Dataset records:
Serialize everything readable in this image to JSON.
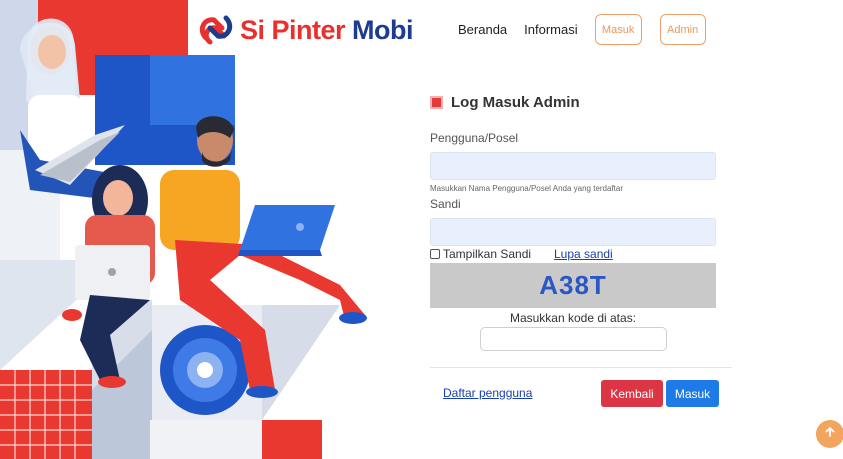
{
  "brand": {
    "name_part1": "Si Pinter",
    "name_part2": "Mobi"
  },
  "nav": {
    "home": "Beranda",
    "info": "Informasi",
    "login": "Masuk",
    "admin": "Admin"
  },
  "form": {
    "title": "Log Masuk Admin",
    "username_label": "Pengguna/Posel",
    "username_value": "",
    "username_hint": "Masukkan Nama Pengguna/Posel Anda yang terdaftar",
    "password_label": "Sandi",
    "password_value": "",
    "show_password_label": "Tampilkan Sandi",
    "show_password_checked": false,
    "forgot_password": "Lupa sandi",
    "captcha_code": "A38T",
    "captcha_prompt": "Masukkan kode di atas:",
    "captcha_value": "",
    "register_link": "Daftar pengguna",
    "back_button": "Kembali",
    "submit_button": "Masuk"
  },
  "icons": {
    "scroll_top": "arrow-up-icon",
    "title_marker": "square-icon",
    "logo": "logo-icon"
  },
  "colors": {
    "brand_red": "#e8312f",
    "brand_navy": "#1d3b8f",
    "nav_accent": "#f0965a",
    "back": "#dc3545",
    "submit": "#1e7ae6",
    "field_bg": "#e8f0fe",
    "captcha_bg": "#c9c9c9",
    "captcha_text": "#2a56c6"
  }
}
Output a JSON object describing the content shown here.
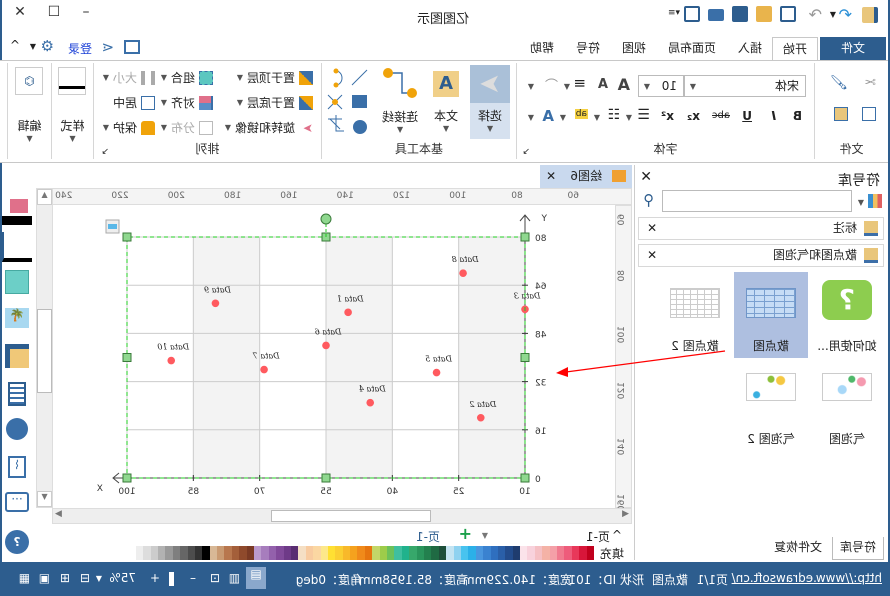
{
  "app": {
    "title": "亿图图示"
  },
  "window": {
    "minimize": "–",
    "maximize": "☐",
    "close": "✕"
  },
  "account": {
    "login": "登录"
  },
  "tabs": [
    {
      "label": "文件"
    },
    {
      "label": "开始"
    },
    {
      "label": "插入"
    },
    {
      "label": "页面布局"
    },
    {
      "label": "视图"
    },
    {
      "label": "符号"
    },
    {
      "label": "帮助"
    }
  ],
  "ribbon": {
    "file_group": "文件",
    "font_group": "字体",
    "font_name": "宋体",
    "font_size": "10",
    "bold": "B",
    "italic": "I",
    "underline": "U",
    "strike": "abc",
    "subscript": "x₂",
    "superscript": "x²",
    "font_color": "A",
    "grow": "A",
    "shrink": "A",
    "tools_group": "基本工具",
    "select": "选择",
    "text": "文本",
    "connector": "连接线",
    "arrange_group": "排列",
    "bring_front": "置于顶层",
    "send_back": "置于底层",
    "rotate": "旋转和镜像",
    "group": "组合",
    "align": "对齐",
    "distribute": "分布",
    "size": "大小",
    "center": "居中",
    "protect": "保护",
    "style": "样式",
    "edit": "编辑"
  },
  "library": {
    "title": "符号库",
    "search_placeholder": "",
    "sections": [
      {
        "label": "标注"
      },
      {
        "label": "散点图和气泡图"
      }
    ],
    "thumbs": [
      {
        "label": "如何使用..."
      },
      {
        "label": "散点图"
      },
      {
        "label": "散点图 2"
      },
      {
        "label": "气泡图"
      },
      {
        "label": "气泡图 2"
      }
    ],
    "bottom_tabs": [
      {
        "label": "符号库"
      },
      {
        "label": "文件恢复"
      }
    ]
  },
  "document": {
    "tab": "绘图6"
  },
  "rulers": {
    "h": [
      "60",
      "80",
      "100",
      "120",
      "140",
      "160",
      "180",
      "200",
      "220",
      "240"
    ],
    "v": [
      "60",
      "80",
      "100",
      "120",
      "140",
      "160"
    ]
  },
  "pages": {
    "current": "页-1",
    "tab": "页-1",
    "add": "+"
  },
  "palette": {
    "label": "填充",
    "colors": [
      "#c0001d",
      "#d8163a",
      "#e8385a",
      "#ee5c7b",
      "#f07a8f",
      "#f4a0a8",
      "#f4b2a6",
      "#f5c0c4",
      "#f8d2dc",
      "#fbe3ea",
      "#1f3c6e",
      "#234c8c",
      "#2a5fa8",
      "#2f6fbf",
      "#3a82d0",
      "#4a96de",
      "#2bb0e8",
      "#48c3ef",
      "#8fd2f0",
      "#c4e4f2",
      "#1e4f3a",
      "#1f6a43",
      "#23804e",
      "#2a955c",
      "#37a86b",
      "#20b28c",
      "#3fbf9f",
      "#6cc15a",
      "#9dcc4a",
      "#c3d768",
      "#e6750f",
      "#f08a1a",
      "#f5a21e",
      "#f8b92a",
      "#fbcf32",
      "#ffe033",
      "#fde88a",
      "#fbd7a2",
      "#f8cba0",
      "#f5dfc4",
      "#5a2d72",
      "#6e3a88",
      "#814a9a",
      "#9361ac",
      "#a77dbd",
      "#bb9acd",
      "#7a3a24",
      "#8f4a2c",
      "#a45f3a",
      "#b8774e",
      "#c99a72",
      "#d8b896",
      "#000000",
      "#333333",
      "#4d4d4d",
      "#666666",
      "#7f7f7f",
      "#999999",
      "#b2b2b2",
      "#cccccc",
      "#dddddd",
      "#eeeeee"
    ]
  },
  "status": {
    "url": "http://www.edrawsoft.cn/",
    "page": "页1/1",
    "shape": "散点图",
    "shape_id": "形状 ID：101",
    "width": "宽度：140.229mm",
    "height": "高度：85.1958mm",
    "angle": "角度：0deg",
    "zoom": "75%"
  },
  "chart_data": {
    "type": "scatter",
    "xlabel": "X",
    "ylabel": "Y",
    "xlim": [
      10,
      100
    ],
    "ylim": [
      0,
      80
    ],
    "xticks": [
      10,
      25,
      40,
      55,
      70,
      85,
      100
    ],
    "yticks": [
      0,
      16,
      32,
      48,
      64,
      80
    ],
    "grid": true,
    "color": "#ff5a5f",
    "points": [
      {
        "label": "Data 1",
        "x": 50,
        "y": 55
      },
      {
        "label": "Data 2",
        "x": 20,
        "y": 20
      },
      {
        "label": "Data 3",
        "x": 10,
        "y": 56
      },
      {
        "label": "Data 4",
        "x": 45,
        "y": 25
      },
      {
        "label": "Data 5",
        "x": 30,
        "y": 35
      },
      {
        "label": "Data 6",
        "x": 55,
        "y": 44
      },
      {
        "label": "Data 7",
        "x": 69,
        "y": 36
      },
      {
        "label": "Data 8",
        "x": 24,
        "y": 68
      },
      {
        "label": "Data 9",
        "x": 80,
        "y": 58
      },
      {
        "label": "Data 10",
        "x": 90,
        "y": 39
      }
    ]
  }
}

▸ **WHAT YOU WILL DO**: The records above need to be given again exactly. Omit the pictures.

▸ **SOLUTION TO THIS EXERCISE**:
Serialize everything readable in this image to JSON.
{
  "brand": {
    "name_part1": "Si Pinter",
    "name_part2": "Mobi"
  },
  "nav": {
    "home": "Beranda",
    "info": "Informasi",
    "login": "Masuk",
    "admin": "Admin"
  },
  "form": {
    "title": "Log Masuk Admin",
    "username_label": "Pengguna/Posel",
    "username_value": "",
    "username_hint": "Masukkan Nama Pengguna/Posel Anda yang terdaftar",
    "password_label": "Sandi",
    "password_value": "",
    "show_password_label": "Tampilkan Sandi",
    "show_password_checked": false,
    "forgot_password": "Lupa sandi",
    "captcha_code": "A38T",
    "captcha_prompt": "Masukkan kode di atas:",
    "captcha_value": "",
    "register_link": "Daftar pengguna",
    "back_button": "Kembali",
    "submit_button": "Masuk"
  },
  "icons": {
    "scroll_top": "arrow-up-icon",
    "title_marker": "square-icon",
    "logo": "logo-icon"
  },
  "colors": {
    "brand_red": "#e8312f",
    "brand_navy": "#1d3b8f",
    "nav_accent": "#f0965a",
    "back": "#dc3545",
    "submit": "#1e7ae6",
    "field_bg": "#e8f0fe",
    "captcha_bg": "#c9c9c9",
    "captcha_text": "#2a56c6"
  }
}
Output a JSON object describing the content shown here.
{
  "app": {
    "title": "亿图图示"
  },
  "window": {
    "minimize": "–",
    "maximize": "☐",
    "close": "✕"
  },
  "account": {
    "login": "登录"
  },
  "tabs": [
    {
      "label": "文件"
    },
    {
      "label": "开始"
    },
    {
      "label": "插入"
    },
    {
      "label": "页面布局"
    },
    {
      "label": "视图"
    },
    {
      "label": "符号"
    },
    {
      "label": "帮助"
    }
  ],
  "ribbon": {
    "file_group": "文件",
    "font_group": "字体",
    "font_name": "宋体",
    "font_size": "10",
    "bold": "B",
    "italic": "I",
    "underline": "U",
    "strike": "abc",
    "subscript": "x₂",
    "superscript": "x²",
    "font_color": "A",
    "grow": "A",
    "shrink": "A",
    "tools_group": "基本工具",
    "select": "选择",
    "text": "文本",
    "connector": "连接线",
    "arrange_group": "排列",
    "bring_front": "置于顶层",
    "send_back": "置于底层",
    "rotate": "旋转和镜像",
    "group": "组合",
    "align": "对齐",
    "distribute": "分布",
    "size": "大小",
    "center": "居中",
    "protect": "保护",
    "style": "样式",
    "edit": "编辑"
  },
  "library": {
    "title": "符号库",
    "search_placeholder": "",
    "sections": [
      {
        "label": "标注"
      },
      {
        "label": "散点图和气泡图"
      }
    ],
    "thumbs": [
      {
        "label": "如何使用..."
      },
      {
        "label": "散点图"
      },
      {
        "label": "散点图 2"
      },
      {
        "label": "气泡图"
      },
      {
        "label": "气泡图 2"
      }
    ],
    "bottom_tabs": [
      {
        "label": "符号库"
      },
      {
        "label": "文件恢复"
      }
    ]
  },
  "document": {
    "tab": "绘图6"
  },
  "rulers": {
    "h": [
      "60",
      "80",
      "100",
      "120",
      "140",
      "160",
      "180",
      "200",
      "220",
      "240"
    ],
    "v": [
      "60",
      "80",
      "100",
      "120",
      "140",
      "160"
    ]
  },
  "pages": {
    "current": "页-1",
    "tab": "页-1",
    "add": "+"
  },
  "palette": {
    "label": "填充",
    "colors": [
      "#c0001d",
      "#d8163a",
      "#e8385a",
      "#ee5c7b",
      "#f07a8f",
      "#f4a0a8",
      "#f4b2a6",
      "#f5c0c4",
      "#f8d2dc",
      "#fbe3ea",
      "#1f3c6e",
      "#234c8c",
      "#2a5fa8",
      "#2f6fbf",
      "#3a82d0",
      "#4a96de",
      "#2bb0e8",
      "#48c3ef",
      "#8fd2f0",
      "#c4e4f2",
      "#1e4f3a",
      "#1f6a43",
      "#23804e",
      "#2a955c",
      "#37a86b",
      "#20b28c",
      "#3fbf9f",
      "#6cc15a",
      "#9dcc4a",
      "#c3d768",
      "#e6750f",
      "#f08a1a",
      "#f5a21e",
      "#f8b92a",
      "#fbcf32",
      "#ffe033",
      "#fde88a",
      "#fbd7a2",
      "#f8cba0",
      "#f5dfc4",
      "#5a2d72",
      "#6e3a88",
      "#814a9a",
      "#9361ac",
      "#a77dbd",
      "#bb9acd",
      "#7a3a24",
      "#8f4a2c",
      "#a45f3a",
      "#b8774e",
      "#c99a72",
      "#d8b896",
      "#000000",
      "#333333",
      "#4d4d4d",
      "#666666",
      "#7f7f7f",
      "#999999",
      "#b2b2b2",
      "#cccccc",
      "#dddddd",
      "#eeeeee"
    ]
  },
  "status": {
    "url": "http://www.edrawsoft.cn/",
    "page": "页1/1",
    "shape": "散点图",
    "shape_id": "形状 ID：101",
    "width": "宽度：140.229mm",
    "height": "高度：85.1958mm",
    "angle": "角度：0deg",
    "zoom": "75%"
  },
  "chart_data": {
    "type": "scatter",
    "xlabel": "X",
    "ylabel": "Y",
    "xlim": [
      10,
      100
    ],
    "ylim": [
      0,
      80
    ],
    "xticks": [
      10,
      25,
      40,
      55,
      70,
      85,
      100
    ],
    "yticks": [
      0,
      16,
      32,
      48,
      64,
      80
    ],
    "grid": true,
    "color": "#ff5a5f",
    "points": [
      {
        "label": "Data 1",
        "x": 50,
        "y": 55
      },
      {
        "label": "Data 2",
        "x": 20,
        "y": 20
      },
      {
        "label": "Data 3",
        "x": 10,
        "y": 56
      },
      {
        "label": "Data 4",
        "x": 45,
        "y": 25
      },
      {
        "label": "Data 5",
        "x": 30,
        "y": 35
      },
      {
        "label": "Data 6",
        "x": 55,
        "y": 44
      },
      {
        "label": "Data 7",
        "x": 69,
        "y": 36
      },
      {
        "label": "Data 8",
        "x": 24,
        "y": 68
      },
      {
        "label": "Data 9",
        "x": 80,
        "y": 58
      },
      {
        "label": "Data 10",
        "x": 90,
        "y": 39
      }
    ]
  }
}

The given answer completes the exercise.